Problem —
Each line containing the word "Windows" should be found and copied.

Input —
+--

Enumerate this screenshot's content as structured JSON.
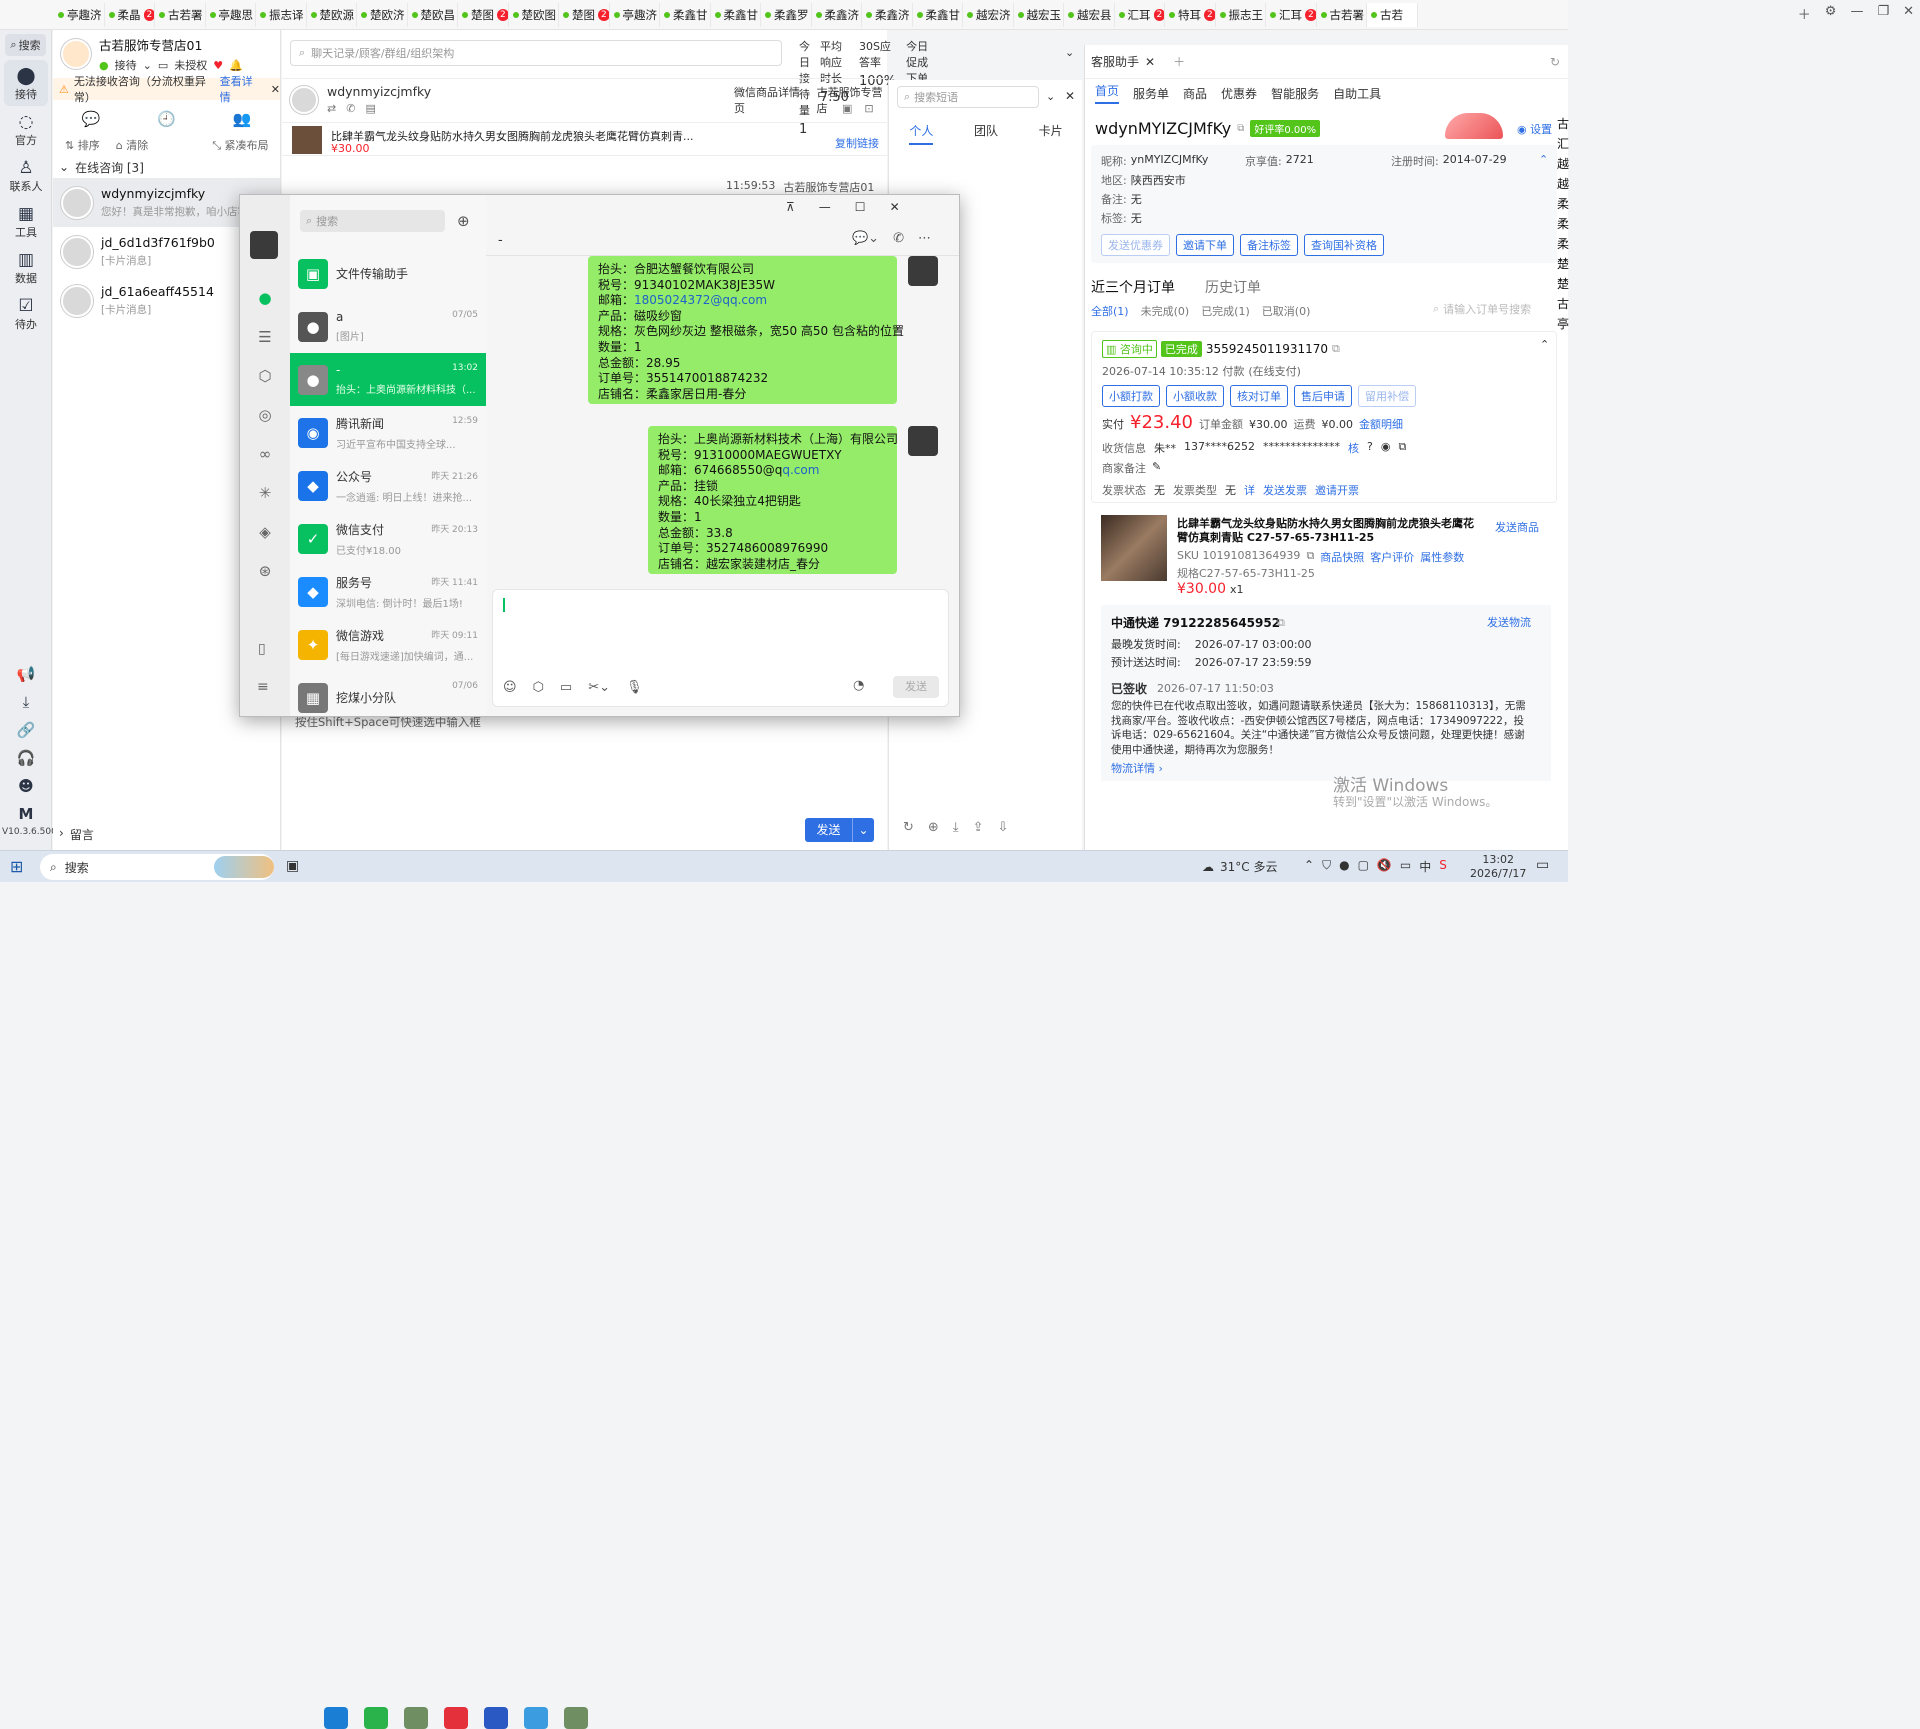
{
  "tabs": [
    {
      "label": "亭趣济",
      "badge": ""
    },
    {
      "label": "柔晶",
      "badge": "2"
    },
    {
      "label": "古若署",
      "badge": ""
    },
    {
      "label": "亭趣思",
      "badge": ""
    },
    {
      "label": "振志译",
      "badge": ""
    },
    {
      "label": "楚欧源",
      "badge": ""
    },
    {
      "label": "楚欧济",
      "badge": ""
    },
    {
      "label": "楚欧昌",
      "badge": ""
    },
    {
      "label": "楚图",
      "badge": "2"
    },
    {
      "label": "楚欧图",
      "badge": ""
    },
    {
      "label": "楚图",
      "badge": "2"
    },
    {
      "label": "亭趣济",
      "badge": ""
    },
    {
      "label": "柔鑫甘",
      "badge": ""
    },
    {
      "label": "柔鑫甘",
      "badge": ""
    },
    {
      "label": "柔鑫罗",
      "badge": ""
    },
    {
      "label": "柔鑫济",
      "badge": ""
    },
    {
      "label": "柔鑫济",
      "badge": ""
    },
    {
      "label": "柔鑫甘",
      "badge": ""
    },
    {
      "label": "越宏济",
      "badge": ""
    },
    {
      "label": "越宏玉",
      "badge": ""
    },
    {
      "label": "越宏县",
      "badge": ""
    },
    {
      "label": "汇耳",
      "badge": "2"
    },
    {
      "label": "特耳",
      "badge": "2"
    },
    {
      "label": "振志王",
      "badge": ""
    },
    {
      "label": "汇耳",
      "badge": "2"
    },
    {
      "label": "古若署",
      "badge": ""
    },
    {
      "label": "古若",
      "badge": ""
    }
  ],
  "leftnav": {
    "search": "搜索",
    "items": [
      "接待",
      "官方",
      "联系人",
      "工具",
      "数据",
      "待办"
    ],
    "version": "V10.3.6.500"
  },
  "shop": {
    "name": "古若服饰专营店01",
    "status": "接待",
    "auth": "未授权",
    "alert": "无法接收咨询（分流权重异常）",
    "alert_link": "查看详情",
    "sort": "排序",
    "clear": "清除",
    "layout": "紧凑布局",
    "section": "在线咨询 [3]",
    "leave": "留言"
  },
  "conversations": [
    {
      "name": "wdynmyizcjmfky",
      "preview": "您好！真是非常抱歉，咱小店客"
    },
    {
      "name": "jd_6d1d3f761f9b0",
      "preview": "[卡片消息]"
    },
    {
      "name": "jd_61a6eaff45514",
      "preview": "[卡片消息]"
    }
  ],
  "chat": {
    "search_placeholder": "聊天记录/顾客/群组/组织架构",
    "user": "wdynmyizcjmfky",
    "link1": "微信商品详情页",
    "link2": "古若服饰专营店",
    "product_title": "比肆羊霸气龙头纹身贴防水持久男女图腾胸前龙虎狼头老鹰花臂仿真刺青...",
    "product_price": "¥30.00",
    "copy_link": "复制链接",
    "time": "11:59:53",
    "sender": "古若服饰专营店01",
    "hint": "按住Shift+Space可快速选中输入框",
    "send": "发送"
  },
  "stats": [
    {
      "label": "今日接待量",
      "value": "1"
    },
    {
      "label": "平均响应时长",
      "value": "7.50"
    },
    {
      "label": "30S应答率",
      "value": "100%"
    },
    {
      "label": "今日促成下单金额",
      "value": "0.00"
    }
  ],
  "quick": {
    "placeholder": "搜索短语",
    "tabs": [
      "个人",
      "团队",
      "卡片"
    ]
  },
  "assistant": {
    "tab": "客服助手",
    "nav": [
      "首页",
      "服务单",
      "商品",
      "优惠券",
      "智能服务",
      "自助工具"
    ],
    "settings": "设置",
    "customer": "wdynMYIZCJMfKy",
    "rate": "好评率0.00%",
    "nick_label": "昵称:",
    "nick": "ynMYIZCJMfKy",
    "jx_label": "京享值:",
    "jx": "2721",
    "reg_label": "注册时间:",
    "reg": "2014-07-29",
    "area_label": "地区:",
    "area": "陕西西安市",
    "note_label": "备注:",
    "note": "无",
    "tag_label": "标签:",
    "tag": "无",
    "buttons": [
      "发送优惠券",
      "邀请下单",
      "备注标签",
      "查询国补资格"
    ],
    "orders_tab": "近三个月订单",
    "history_tab": "历史订单",
    "filters": [
      "全部(1)",
      "未完成(0)",
      "已完成(1)",
      "已取消(0)"
    ],
    "order_search": "请输入订单号搜索",
    "consult": "咨询中",
    "done": "已完成",
    "order_no": "3559245011931170",
    "order_time": "2026-07-14 10:35:12 付款",
    "order_pay": "(在线支付)",
    "order_btns": [
      "小额打款",
      "小额收款",
      "核对订单",
      "售后申请",
      "留用补偿"
    ],
    "paid_label": "实付",
    "paid": "¥23.40",
    "amount_label": "订单金额",
    "amount": "¥30.00",
    "ship_label": "运费",
    "ship": "¥0.00",
    "detail": "金额明细",
    "recv_label": "收货信息",
    "recv_name": "朱**",
    "recv_phone": "137****6252",
    "recv_addr": "**************",
    "merchant_note": "商家备注",
    "inv_status_label": "发票状态",
    "inv_status": "无",
    "inv_type_label": "发票类型",
    "inv_type": "无",
    "inv_send": "发送发票",
    "inv_invite": "邀请开票",
    "item_title": "比肆羊霸气龙头纹身贴防水持久男女图腾胸前龙虎狼头老鹰花臂仿真刺青贴 C27-57-65-73H11-25",
    "send_item": "发送商品",
    "sku": "SKU 10191081364939",
    "snap": "商品快照",
    "review": "客户评价",
    "attr": "属性参数",
    "spec": "规格C27-57-65-73H11-25",
    "item_price": "¥30.00",
    "qty": "x1",
    "express": "中通快递 79122285645952",
    "send_logistics": "发送物流",
    "latest_ship_label": "最晚发货时间:",
    "latest_ship": "2026-07-17 03:00:00",
    "eta_label": "预计送达时间:",
    "eta": "2026-07-17 23:59:59",
    "signed": "已签收",
    "signed_time": "2026-07-17 11:50:03",
    "signed_text": "您的快件已在代收点取出签收，如遇问题请联系快递员【张大为：15868110313】，无需找商家/平台。签收代收点：-西安伊顿公馆西区7号楼店，网点电话：17349097222，投诉电话：029-65621604。关注“中通快递”官方微信公众号反馈问题，处理更快捷！感谢使用中通快递，期待再次为您服务！",
    "logistics_detail": "物流详情"
  },
  "right_edge": [
    "古",
    "汇",
    "越",
    "越",
    "柔",
    "柔",
    "柔",
    "楚",
    "楚",
    "古",
    "亭"
  ],
  "wechat": {
    "search": "搜索",
    "chat_title": "-",
    "list": [
      {
        "name": "文件传输助手",
        "time": "",
        "preview": "",
        "color": "#07c160",
        "glyph": "▣"
      },
      {
        "name": "a",
        "time": "07/05",
        "preview": "[图片]",
        "color": "#555",
        "glyph": "●"
      },
      {
        "name": "-",
        "time": "13:02",
        "preview": "抬头：上奥尚源新材料科技（...",
        "color": "#888",
        "glyph": "●"
      },
      {
        "name": "腾讯新闻",
        "time": "12:59",
        "preview": "习近平宣布中国支持全球...",
        "color": "#1e73e8",
        "glyph": "◉"
      },
      {
        "name": "公众号",
        "time": "昨天 21:26",
        "preview": "一念逍遥: 明日上线！进来抢...",
        "color": "#1a73e8",
        "glyph": "◆"
      },
      {
        "name": "微信支付",
        "time": "昨天 20:13",
        "preview": "已支付¥18.00",
        "color": "#07c160",
        "glyph": "✓"
      },
      {
        "name": "服务号",
        "time": "昨天 11:41",
        "preview": "深圳电信: 倒计时！最后1场!",
        "color": "#1a8cff",
        "glyph": "◆"
      },
      {
        "name": "微信游戏",
        "time": "昨天 09:11",
        "preview": "[每日游戏速递]加快编词，通...",
        "color": "#f4b400",
        "glyph": "✦"
      },
      {
        "name": "挖煤小分队",
        "time": "07/06",
        "preview": "",
        "color": "#777",
        "glyph": "▦"
      }
    ],
    "msg1": [
      "抬头：合肥达蟹餐饮有限公司",
      "税号：91340102MAK38JE35W",
      "邮箱：",
      "产品：磁吸纱窗",
      "规格：灰色网纱灰边 整根磁条，宽50 高50 包含粘的位置",
      "数量：1",
      "总金额：28.95",
      "订单号：3551470018874232",
      "店铺名：柔鑫家居日用-春分"
    ],
    "msg1_email": "1805024372@qq.com",
    "msg2": [
      "抬头：上奥尚源新材料技术（上海）有限公司",
      "税号：91310000MAEGWUETXY",
      "邮箱：674668550@q",
      "产品：挂锁",
      "规格：40长梁独立4把钥匙",
      "数量：1",
      "总金额：33.8",
      "订单号：3527486008976990",
      "店铺名：越宏家装建材店_春分"
    ],
    "msg2_email": "q.com",
    "send": "发送"
  },
  "watermark": {
    "line1": "激活 Windows",
    "line2": "转到\"设置\"以激活 Windows。"
  },
  "taskbar": {
    "search": "搜索",
    "weather": "31°C 多云",
    "time": "13:02",
    "date": "2026/7/17",
    "ime": "中"
  }
}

+--

Worked answer —
    "line1": "激活 Windows",
    "line2": "转到\"设置\"以激活 Windows。"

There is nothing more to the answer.